INFORMATION SHOWN below:

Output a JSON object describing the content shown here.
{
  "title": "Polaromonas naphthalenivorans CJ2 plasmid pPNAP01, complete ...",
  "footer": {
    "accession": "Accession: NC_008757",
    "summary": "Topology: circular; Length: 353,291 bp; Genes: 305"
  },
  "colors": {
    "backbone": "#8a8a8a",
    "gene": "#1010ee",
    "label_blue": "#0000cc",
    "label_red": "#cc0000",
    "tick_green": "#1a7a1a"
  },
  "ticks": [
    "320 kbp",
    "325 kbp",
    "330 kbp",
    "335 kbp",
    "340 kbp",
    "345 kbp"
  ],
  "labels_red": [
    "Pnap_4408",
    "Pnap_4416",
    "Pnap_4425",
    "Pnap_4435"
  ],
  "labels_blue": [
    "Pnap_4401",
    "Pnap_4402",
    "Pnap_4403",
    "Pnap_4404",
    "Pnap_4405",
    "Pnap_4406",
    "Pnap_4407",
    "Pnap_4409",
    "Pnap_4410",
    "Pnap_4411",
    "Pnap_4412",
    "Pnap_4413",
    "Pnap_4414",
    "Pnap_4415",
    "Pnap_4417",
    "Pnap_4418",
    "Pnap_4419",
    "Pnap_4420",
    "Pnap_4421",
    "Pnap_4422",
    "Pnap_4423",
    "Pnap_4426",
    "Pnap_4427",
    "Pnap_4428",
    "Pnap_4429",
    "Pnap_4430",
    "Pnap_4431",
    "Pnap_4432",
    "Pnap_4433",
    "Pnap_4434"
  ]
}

End of INFORMATION SHOWN.

• _YOUR GOAL_
The answer is the full set of records above, repeated exactly.

• _RESPONSE_
Output a JSON object describing the content shown here.
{
  "title": "Polaromonas naphthalenivorans CJ2 plasmid pPNAP01, complete ...",
  "footer": {
    "accession": "Accession: NC_008757",
    "summary": "Topology: circular; Length: 353,291 bp; Genes: 305"
  },
  "colors": {
    "backbone": "#8a8a8a",
    "gene": "#1010ee",
    "label_blue": "#0000cc",
    "label_red": "#cc0000",
    "tick_green": "#1a7a1a"
  },
  "ticks": [
    "320 kbp",
    "325 kbp",
    "330 kbp",
    "335 kbp",
    "340 kbp",
    "345 kbp"
  ],
  "labels_red": [
    "Pnap_4408",
    "Pnap_4416",
    "Pnap_4425",
    "Pnap_4435"
  ],
  "labels_blue": [
    "Pnap_4401",
    "Pnap_4402",
    "Pnap_4403",
    "Pnap_4404",
    "Pnap_4405",
    "Pnap_4406",
    "Pnap_4407",
    "Pnap_4409",
    "Pnap_4410",
    "Pnap_4411",
    "Pnap_4412",
    "Pnap_4413",
    "Pnap_4414",
    "Pnap_4415",
    "Pnap_4417",
    "Pnap_4418",
    "Pnap_4419",
    "Pnap_4420",
    "Pnap_4421",
    "Pnap_4422",
    "Pnap_4423",
    "Pnap_4426",
    "Pnap_4427",
    "Pnap_4428",
    "Pnap_4429",
    "Pnap_4430",
    "Pnap_4431",
    "Pnap_4432",
    "Pnap_4433",
    "Pnap_4434"
  ]
}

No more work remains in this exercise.